> What is required:
Copy out the full patch review message below, word for word.

> Extracted text:
————————
[PATCH] D55045: Add a version of std::function that includes a few optimizations.

Louis Dionne via Phabricator reviews at reviews.llvm.org
Fri Nov 30 03:40:10 PST 2018


ldionne requested changes to this revision.
ldionne added a comment.
This revision now requires changes to proceed.

In D55045#1313698 <https://reviews.llvm.org/D55045#1313698>, @EricWF wrote:

> In D55045#1312924 <https://reviews.llvm.org/D55045#1312924>, @ldionne wrote:
>
> > I'd like to see benchmarking results that show the benefit of this approach.
>
>
> The benchmarks are already present. We should add the results to this review to make it easier to view, but it's also possible to verify yourself.


I know, I wanted the author to do the work.

>> Also, it's not clear to me that trying to "merge" the two implementations is the right choice. Maybe we want a straight up different implementation (i.e. replace `std::function` as a whole instead of having many `#ifdef`s in the existing `std::function`).
————————
> Data under study:
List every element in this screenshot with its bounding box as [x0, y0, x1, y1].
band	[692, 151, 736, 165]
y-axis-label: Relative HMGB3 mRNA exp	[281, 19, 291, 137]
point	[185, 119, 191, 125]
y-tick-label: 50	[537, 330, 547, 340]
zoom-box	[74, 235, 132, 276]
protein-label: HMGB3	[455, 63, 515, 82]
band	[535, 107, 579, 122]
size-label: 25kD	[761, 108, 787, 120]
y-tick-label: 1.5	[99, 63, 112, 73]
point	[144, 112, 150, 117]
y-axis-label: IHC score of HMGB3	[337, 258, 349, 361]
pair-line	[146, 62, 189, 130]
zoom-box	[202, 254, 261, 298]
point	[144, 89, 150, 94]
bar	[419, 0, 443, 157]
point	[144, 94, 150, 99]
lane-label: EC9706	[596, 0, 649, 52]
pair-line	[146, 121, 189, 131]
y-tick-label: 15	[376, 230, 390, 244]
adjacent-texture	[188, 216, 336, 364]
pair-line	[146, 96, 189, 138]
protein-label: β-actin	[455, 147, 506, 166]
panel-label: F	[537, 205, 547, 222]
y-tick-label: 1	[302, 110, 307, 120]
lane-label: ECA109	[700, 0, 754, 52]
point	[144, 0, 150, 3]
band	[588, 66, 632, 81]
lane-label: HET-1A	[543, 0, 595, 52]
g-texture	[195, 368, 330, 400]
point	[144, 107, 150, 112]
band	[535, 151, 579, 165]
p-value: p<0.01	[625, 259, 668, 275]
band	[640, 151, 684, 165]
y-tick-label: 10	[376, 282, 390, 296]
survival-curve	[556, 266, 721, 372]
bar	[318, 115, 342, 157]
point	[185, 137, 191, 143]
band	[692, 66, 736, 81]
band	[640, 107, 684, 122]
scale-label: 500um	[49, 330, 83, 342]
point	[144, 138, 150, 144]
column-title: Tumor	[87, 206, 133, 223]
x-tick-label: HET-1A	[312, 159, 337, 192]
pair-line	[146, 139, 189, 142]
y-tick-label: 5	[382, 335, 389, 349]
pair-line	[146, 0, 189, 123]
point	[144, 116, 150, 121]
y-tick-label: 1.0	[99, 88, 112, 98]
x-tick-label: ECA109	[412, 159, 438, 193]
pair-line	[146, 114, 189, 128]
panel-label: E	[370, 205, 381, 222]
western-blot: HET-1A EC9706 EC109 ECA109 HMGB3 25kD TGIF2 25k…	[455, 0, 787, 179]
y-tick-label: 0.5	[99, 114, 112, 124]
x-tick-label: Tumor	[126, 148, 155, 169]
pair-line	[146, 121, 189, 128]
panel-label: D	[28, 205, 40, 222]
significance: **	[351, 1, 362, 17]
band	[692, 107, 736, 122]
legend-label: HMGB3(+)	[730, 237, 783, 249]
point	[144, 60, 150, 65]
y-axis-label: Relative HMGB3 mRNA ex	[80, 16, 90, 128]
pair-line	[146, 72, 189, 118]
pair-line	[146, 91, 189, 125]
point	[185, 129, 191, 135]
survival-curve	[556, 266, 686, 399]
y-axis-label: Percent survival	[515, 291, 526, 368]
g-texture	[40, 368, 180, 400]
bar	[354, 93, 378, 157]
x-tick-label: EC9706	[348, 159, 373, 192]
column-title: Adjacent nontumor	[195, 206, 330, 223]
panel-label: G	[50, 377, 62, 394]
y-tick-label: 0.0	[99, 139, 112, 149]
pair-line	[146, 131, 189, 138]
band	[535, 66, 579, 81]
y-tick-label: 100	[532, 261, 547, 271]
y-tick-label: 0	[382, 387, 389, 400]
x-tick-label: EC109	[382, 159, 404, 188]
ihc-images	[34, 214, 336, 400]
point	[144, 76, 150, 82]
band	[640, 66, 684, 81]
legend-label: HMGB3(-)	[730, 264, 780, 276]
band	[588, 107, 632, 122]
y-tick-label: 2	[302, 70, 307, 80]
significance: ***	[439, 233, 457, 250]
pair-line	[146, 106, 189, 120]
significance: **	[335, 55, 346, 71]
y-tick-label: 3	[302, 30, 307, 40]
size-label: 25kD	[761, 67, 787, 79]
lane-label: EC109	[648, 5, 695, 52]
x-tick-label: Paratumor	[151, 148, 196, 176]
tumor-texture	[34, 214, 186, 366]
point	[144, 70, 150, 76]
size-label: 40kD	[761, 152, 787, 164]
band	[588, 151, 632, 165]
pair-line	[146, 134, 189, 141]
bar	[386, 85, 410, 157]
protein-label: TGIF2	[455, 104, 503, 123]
————————
> Solution:
[PATCH] D55045: Add a version of std::function that includes a few optimizations.

Louis Dionne via Phabricator reviews at reviews.llvm.org
Fri Nov 30 03:40:10 PST 2018


ldionne requested changes to this revision.
ldionne added a comment.
This revision now requires changes to proceed.

In D55045#1313698 <https://reviews.llvm.org/D55045#1313698>, @EricWF wrote:

> In D55045#1312924 <https://reviews.llvm.org/D55045#1312924>, @ldionne wrote:
>
> > I'd like to see benchmarking results that show the benefit of this approach.
>
>
> The benchmarks are already present. We should add the results to this review to make it easier to view, but it's also possible to verify yourself.


I know, I wanted the author to do the work.

>> Also, it's not clear to me that trying to "merge" the two implementations is the right choice. Maybe we want a straight up different implementation (i.e. replace `std::function` as a whole instead of having many `#ifdef`s in the existing `std::function`).